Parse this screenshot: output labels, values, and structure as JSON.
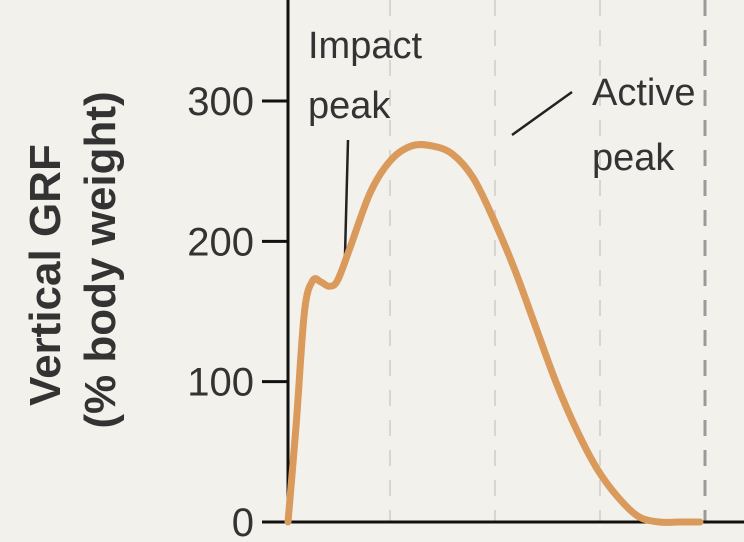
{
  "chart_data": {
    "type": "line",
    "ylabel_line1": "Vertical GRF",
    "ylabel_line2": "(% body weight)",
    "yticks": [
      0,
      100,
      200,
      300
    ],
    "yticks_labels": [
      "0",
      "100",
      "200",
      "300"
    ],
    "ylim": [
      0,
      370
    ],
    "grid": "vertical dashed",
    "series": [
      {
        "color": "#d99a5c",
        "x": [
          0,
          0.02,
          0.04,
          0.06,
          0.08,
          0.1,
          0.12,
          0.15,
          0.2,
          0.25,
          0.3,
          0.35,
          0.4,
          0.45,
          0.5,
          0.55,
          0.6,
          0.65,
          0.7,
          0.75,
          0.8,
          0.85,
          0.9,
          0.95,
          1.0
        ],
        "y": [
          0,
          70,
          150,
          172,
          171,
          168,
          172,
          195,
          235,
          258,
          268,
          268,
          262,
          245,
          215,
          180,
          140,
          100,
          66,
          38,
          18,
          4,
          0,
          0,
          0
        ]
      }
    ],
    "annotations": [
      {
        "text_line1": "Impact",
        "text_line2": "peak"
      },
      {
        "text_line1": "Active",
        "text_line2": "peak"
      }
    ]
  }
}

#####

Written exercise
Copy the material above in full and exactly, skipping pictures.

Final result
Parse this screenshot: output labels, values, and structure as JSON.
{
  "chart_data": {
    "type": "line",
    "ylabel_line1": "Vertical GRF",
    "ylabel_line2": "(% body weight)",
    "yticks": [
      0,
      100,
      200,
      300
    ],
    "yticks_labels": [
      "0",
      "100",
      "200",
      "300"
    ],
    "ylim": [
      0,
      370
    ],
    "grid": "vertical dashed",
    "series": [
      {
        "color": "#d99a5c",
        "x": [
          0,
          0.02,
          0.04,
          0.06,
          0.08,
          0.1,
          0.12,
          0.15,
          0.2,
          0.25,
          0.3,
          0.35,
          0.4,
          0.45,
          0.5,
          0.55,
          0.6,
          0.65,
          0.7,
          0.75,
          0.8,
          0.85,
          0.9,
          0.95,
          1.0
        ],
        "y": [
          0,
          70,
          150,
          172,
          171,
          168,
          172,
          195,
          235,
          258,
          268,
          268,
          262,
          245,
          215,
          180,
          140,
          100,
          66,
          38,
          18,
          4,
          0,
          0,
          0
        ]
      }
    ],
    "annotations": [
      {
        "text_line1": "Impact",
        "text_line2": "peak"
      },
      {
        "text_line1": "Active",
        "text_line2": "peak"
      }
    ]
  }
}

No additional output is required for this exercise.